Records for the task

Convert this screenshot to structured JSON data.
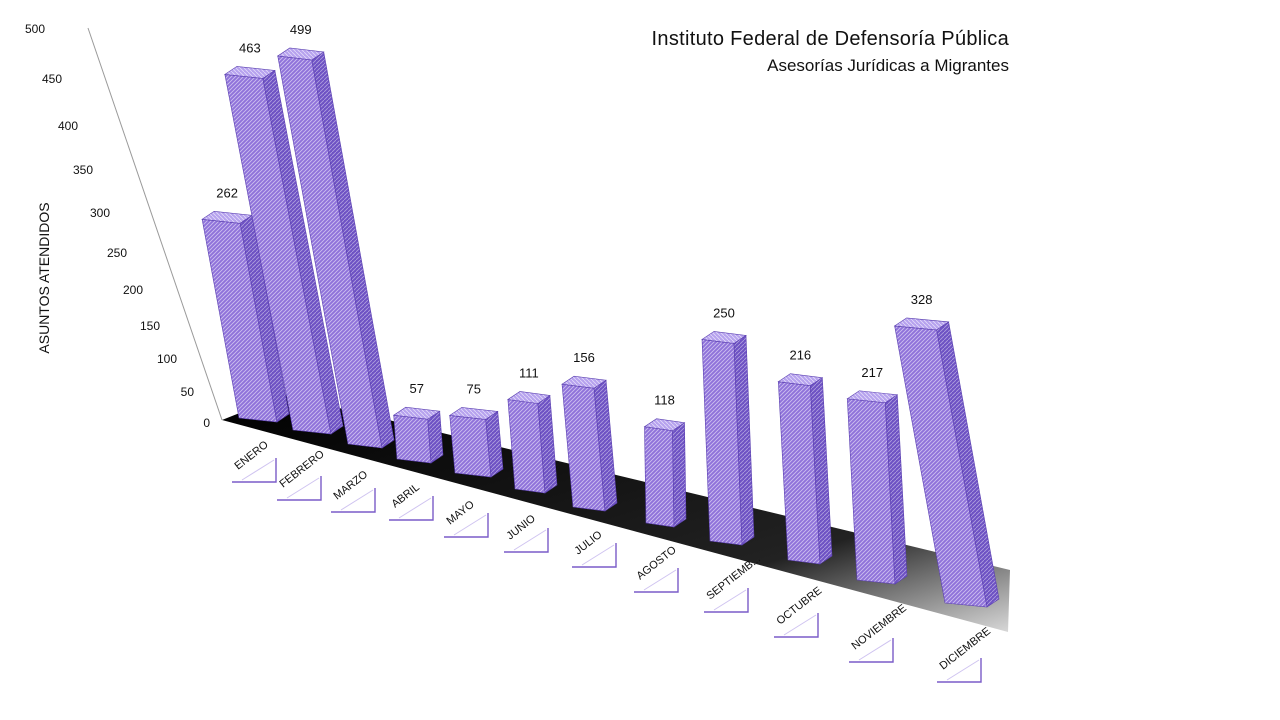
{
  "chart_data": {
    "type": "bar",
    "title_line1": "Instituto Federal de Defensoría Pública",
    "title_line2": "Asesorías Jurídicas a Migrantes",
    "ylabel": "ASUNTOS ATENDIDOS",
    "xlabel": "",
    "ylim": [
      0,
      500
    ],
    "yticks": [
      "0",
      "50",
      "100",
      "150",
      "200",
      "250",
      "300",
      "350",
      "400",
      "450",
      "500"
    ],
    "categories": [
      "ENERO",
      "FEBRERO",
      "MARZO",
      "ABRIL",
      "MAYO",
      "JUNIO",
      "JULIO",
      "AGOSTO",
      "SEPTIEMB...",
      "OCTUBRE",
      "NOVIEMBRE",
      "DICIEMBRE"
    ],
    "values": [
      262,
      463,
      499,
      57,
      75,
      111,
      156,
      118,
      250,
      216,
      217,
      328
    ],
    "value_labels": [
      "262",
      "463",
      "499",
      "57",
      "75",
      "111",
      "156",
      "118",
      "250",
      "216",
      "217",
      "328"
    ],
    "bar_color": "#8c6fd8",
    "bar_top_color": "#b9a6ee",
    "bar_side_color": "#6a4fbf",
    "floor_color": "#000000",
    "grid": false,
    "legend": "none"
  }
}
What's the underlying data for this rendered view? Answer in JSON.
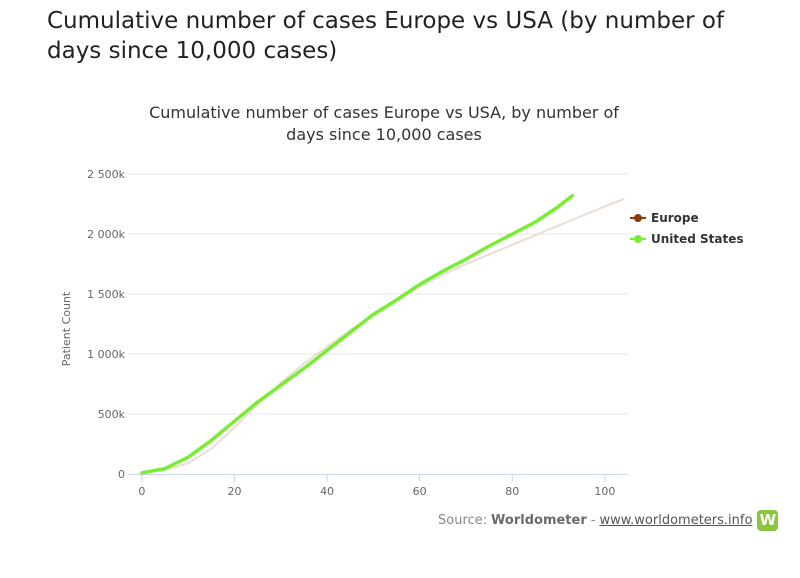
{
  "page": {
    "title": "Cumulative number of cases Europe vs USA (by number of days since 10,000 cases)"
  },
  "chart_data": {
    "type": "line",
    "title": "Cumulative number of cases Europe vs USA, by number of days since 10,000 cases",
    "xlabel": "",
    "ylabel": "Patient Count",
    "xlim": [
      -3,
      105
    ],
    "ylim": [
      0,
      2500000
    ],
    "x_ticks": [
      "0",
      "20",
      "40",
      "60",
      "80",
      "100"
    ],
    "y_ticks": [
      "0",
      "500k",
      "1 000k",
      "1 500k",
      "2 000k",
      "2 500k"
    ],
    "grid": true,
    "legend_position": "right",
    "series": [
      {
        "name": "Europe",
        "color": "#8b3a0e",
        "line_color": "#ecdcd2",
        "x": [
          0,
          5,
          10,
          15,
          20,
          25,
          30,
          35,
          40,
          45,
          50,
          55,
          60,
          65,
          70,
          75,
          80,
          85,
          90,
          95,
          100,
          104
        ],
        "values": [
          10000,
          35000,
          90000,
          210000,
          390000,
          580000,
          760000,
          920000,
          1060000,
          1200000,
          1320000,
          1440000,
          1560000,
          1660000,
          1750000,
          1830000,
          1910000,
          1990000,
          2070000,
          2150000,
          2230000,
          2290000
        ]
      },
      {
        "name": "United States",
        "color": "#77ee33",
        "line_color": "#77ee33",
        "x": [
          0,
          5,
          10,
          15,
          20,
          25,
          30,
          35,
          40,
          45,
          50,
          55,
          60,
          65,
          70,
          75,
          80,
          85,
          90,
          93
        ],
        "values": [
          10000,
          45000,
          140000,
          280000,
          440000,
          600000,
          740000,
          880000,
          1030000,
          1180000,
          1330000,
          1450000,
          1580000,
          1690000,
          1790000,
          1900000,
          2000000,
          2100000,
          2230000,
          2320000
        ]
      }
    ]
  },
  "source": {
    "label": "Source:",
    "name": "Worldometer",
    "separator": "-",
    "link": "www.worldometers.info",
    "logo_letter": "W"
  }
}
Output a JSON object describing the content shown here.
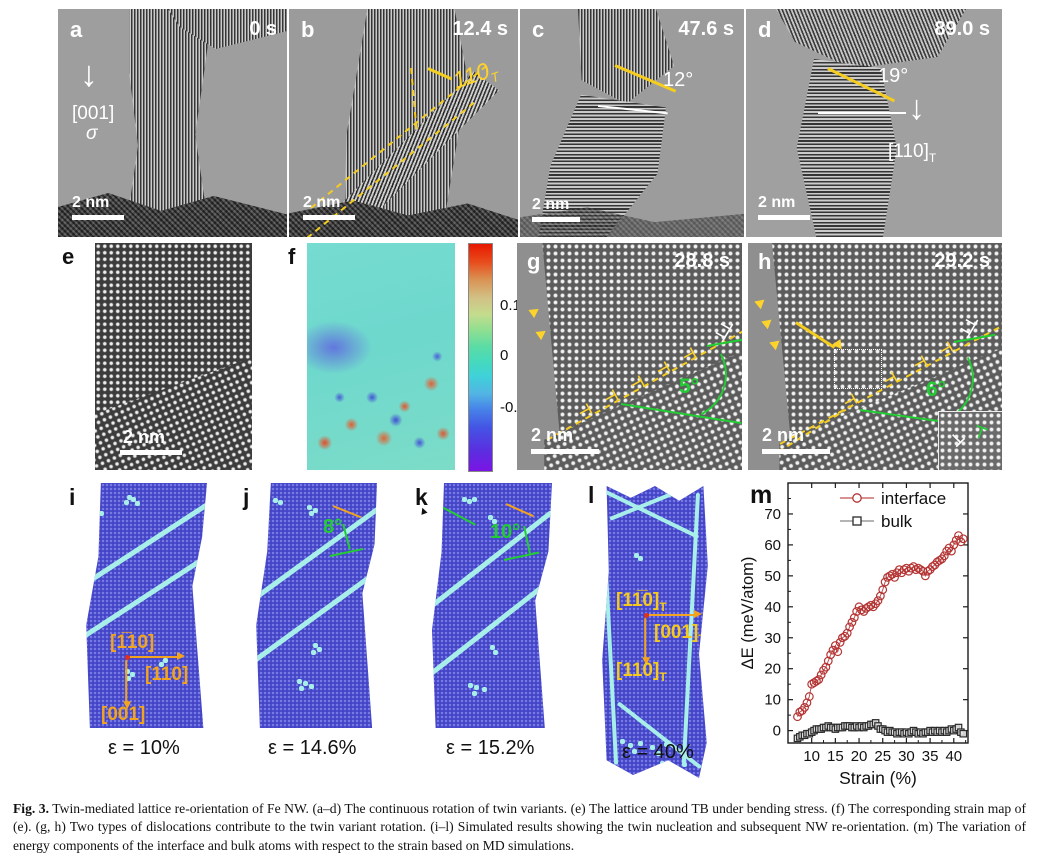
{
  "caption": {
    "label": "Fig. 3.",
    "text": "Twin-mediated lattice re-orientation of Fe NW. (a–d) The continuous rotation of twin variants. (e) The lattice around TB under bending stress. (f) The corresponding strain map of (e). (g, h) Two types of dislocations contribute to the twin variant rotation. (i–l) Simulated results showing the twin nucleation and subsequent NW re-orientation. (m) The variation of energy components of the interface and bulk atoms with respect to the strain based on MD simulations."
  },
  "symbols": {
    "dislocation": "⊥",
    "dislocation_up": "⊤",
    "down_arrow": "↓"
  },
  "panels": {
    "a": {
      "label": "a",
      "time": "0 s",
      "scale_bar": "2 nm",
      "loading_direction": "[001]",
      "stress_symbol": "σ"
    },
    "b": {
      "label": "b",
      "time": "12.4 s",
      "scale_bar": "2 nm",
      "twin_plane": "110",
      "twin_plane_sub": "T"
    },
    "c": {
      "label": "c",
      "time": "47.6 s",
      "scale_bar": "2 nm",
      "rotation_angle": "12°"
    },
    "d": {
      "label": "d",
      "time": "89.0 s",
      "scale_bar": "2 nm",
      "rotation_angle": "19°",
      "direction": "[110]",
      "direction_sub": "T"
    },
    "e": {
      "label": "e",
      "scale_bar": "2 nm"
    },
    "f": {
      "label": "f",
      "colorbar_ticks": [
        "0.1",
        "0",
        "-0.1"
      ]
    },
    "g": {
      "label": "g",
      "time": "28.8 s",
      "scale_bar": "2 nm",
      "tilt_angle": "5°"
    },
    "h": {
      "label": "h",
      "time": "29.2 s",
      "scale_bar": "2 nm",
      "tilt_angle": "6°"
    },
    "i": {
      "label": "i",
      "strain": "ε = 10%",
      "axis_up": "[1̅10]",
      "axis_right": "[110]",
      "axis_down": "[001]"
    },
    "j": {
      "label": "j",
      "strain": "ε = 14.6%",
      "tilt_angle": "8°"
    },
    "k": {
      "label": "k",
      "strain": "ε = 15.2%",
      "tilt_angle": "10°"
    },
    "l": {
      "label": "l",
      "strain": "ε = 40%",
      "axis_up": "[11̅0]",
      "axis_up_sub": "T",
      "axis_right": "[001]",
      "axis_right_sub": "T",
      "axis_down": "[110]",
      "axis_down_sub": "T"
    },
    "m": {
      "label": "m"
    }
  },
  "chart_data": {
    "type": "scatter",
    "xlabel": "Strain (%)",
    "ylabel": "ΔE (meV/atom)",
    "xlim": [
      5,
      43
    ],
    "ylim": [
      -4,
      80
    ],
    "x_ticks": [
      10,
      15,
      20,
      25,
      30,
      35,
      40
    ],
    "y_ticks": [
      0,
      10,
      20,
      30,
      40,
      50,
      60,
      70
    ],
    "grid": false,
    "legend_position": "top-right",
    "series": [
      {
        "name": "interface",
        "marker": "circle",
        "color": "#b43434",
        "points": [
          [
            7,
            4.5
          ],
          [
            7.5,
            6
          ],
          [
            8,
            6.5
          ],
          [
            8.5,
            7.5
          ],
          [
            9,
            9
          ],
          [
            9.5,
            11
          ],
          [
            10,
            15
          ],
          [
            10.5,
            15.5
          ],
          [
            11,
            16
          ],
          [
            11.5,
            16.5
          ],
          [
            12,
            18
          ],
          [
            12.5,
            19.5
          ],
          [
            13,
            20.5
          ],
          [
            13.5,
            22.5
          ],
          [
            14,
            24.5
          ],
          [
            14.5,
            26
          ],
          [
            15,
            27.5
          ],
          [
            15.5,
            25.5
          ],
          [
            16,
            28.5
          ],
          [
            16.5,
            30
          ],
          [
            17,
            30.5
          ],
          [
            17.5,
            31.5
          ],
          [
            18,
            33.5
          ],
          [
            18.5,
            35
          ],
          [
            19,
            36.5
          ],
          [
            19.5,
            38.5
          ],
          [
            20,
            40
          ],
          [
            20.5,
            39
          ],
          [
            21,
            38.5
          ],
          [
            21.5,
            39.5
          ],
          [
            22,
            40
          ],
          [
            22.5,
            40.5
          ],
          [
            23,
            40
          ],
          [
            23.5,
            41
          ],
          [
            24,
            42
          ],
          [
            24.5,
            43.5
          ],
          [
            25,
            45.5
          ],
          [
            25.5,
            48
          ],
          [
            26,
            49.5
          ],
          [
            26.5,
            50
          ],
          [
            27,
            50.5
          ],
          [
            27.5,
            49.5
          ],
          [
            28,
            51
          ],
          [
            28.5,
            52
          ],
          [
            29,
            51
          ],
          [
            29.5,
            52
          ],
          [
            30,
            52.5
          ],
          [
            30.5,
            51.5
          ],
          [
            31,
            52.5
          ],
          [
            31.5,
            53
          ],
          [
            32,
            52
          ],
          [
            32.5,
            52.5
          ],
          [
            33,
            52
          ],
          [
            33.5,
            51.5
          ],
          [
            34,
            50
          ],
          [
            34.5,
            51.5
          ],
          [
            35,
            52
          ],
          [
            35.5,
            53
          ],
          [
            36,
            53.5
          ],
          [
            36.5,
            54.5
          ],
          [
            37,
            55
          ],
          [
            37.5,
            55.5
          ],
          [
            38,
            56.5
          ],
          [
            38.5,
            58
          ],
          [
            39,
            59
          ],
          [
            39.5,
            58
          ],
          [
            40,
            60
          ],
          [
            40.5,
            61.5
          ],
          [
            41,
            63
          ],
          [
            41.5,
            61
          ],
          [
            42,
            62
          ]
        ]
      },
      {
        "name": "bulk",
        "marker": "square",
        "color": "#2a2a2a",
        "points": [
          [
            7,
            -2.5
          ],
          [
            7.5,
            -2
          ],
          [
            8,
            -1.5
          ],
          [
            8.5,
            -1.5
          ],
          [
            9,
            -1
          ],
          [
            9.5,
            -1
          ],
          [
            10,
            -0.5
          ],
          [
            10.5,
            0
          ],
          [
            11,
            0.5
          ],
          [
            11.5,
            0.5
          ],
          [
            12,
            0.5
          ],
          [
            12.5,
            1
          ],
          [
            13,
            1
          ],
          [
            13.5,
            1.5
          ],
          [
            14,
            1
          ],
          [
            14.5,
            1
          ],
          [
            15,
            0.5
          ],
          [
            15.5,
            1
          ],
          [
            16,
            1
          ],
          [
            16.5,
            1
          ],
          [
            17,
            1.5
          ],
          [
            17.5,
            1.5
          ],
          [
            18,
            1.5
          ],
          [
            18.5,
            1
          ],
          [
            19,
            1
          ],
          [
            19.5,
            1.5
          ],
          [
            20,
            1
          ],
          [
            20.5,
            1.5
          ],
          [
            21,
            1
          ],
          [
            21.5,
            1.5
          ],
          [
            22,
            1.5
          ],
          [
            22.5,
            2
          ],
          [
            23,
            2
          ],
          [
            23.5,
            2.5
          ],
          [
            24,
            1.5
          ],
          [
            24.5,
            0.5
          ],
          [
            25,
            0.5
          ],
          [
            25.5,
            0
          ],
          [
            26,
            -0.5
          ],
          [
            26.5,
            0
          ],
          [
            27,
            -0.5
          ],
          [
            27.5,
            -0.5
          ],
          [
            28,
            -1
          ],
          [
            28.5,
            -0.5
          ],
          [
            29,
            -0.5
          ],
          [
            29.5,
            -1
          ],
          [
            30,
            -0.5
          ],
          [
            30.5,
            -1
          ],
          [
            31,
            -0.5
          ],
          [
            31.5,
            0
          ],
          [
            32,
            -0.5
          ],
          [
            32.5,
            -1
          ],
          [
            33,
            -0.5
          ],
          [
            33.5,
            -1
          ],
          [
            34,
            -0.5
          ],
          [
            34.5,
            -0.5
          ],
          [
            35,
            0
          ],
          [
            35.5,
            -0.5
          ],
          [
            36,
            0
          ],
          [
            36.5,
            -0.5
          ],
          [
            37,
            0
          ],
          [
            37.5,
            -0.5
          ],
          [
            38,
            0
          ],
          [
            38.5,
            -0.5
          ],
          [
            39,
            0
          ],
          [
            39.5,
            0.5
          ],
          [
            40,
            0
          ],
          [
            40.5,
            0.5
          ],
          [
            41,
            1
          ],
          [
            41.5,
            -0.5
          ],
          [
            42,
            -1
          ]
        ]
      }
    ]
  }
}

Given request
Pull every line containing the word "time" out of the material and copy it.

Exercise answer
      "time": "0 s",
      "time": "12.4 s",
      "time": "47.6 s",
      "time": "89.0 s",
      "time": "28.8 s",
      "time": "29.2 s",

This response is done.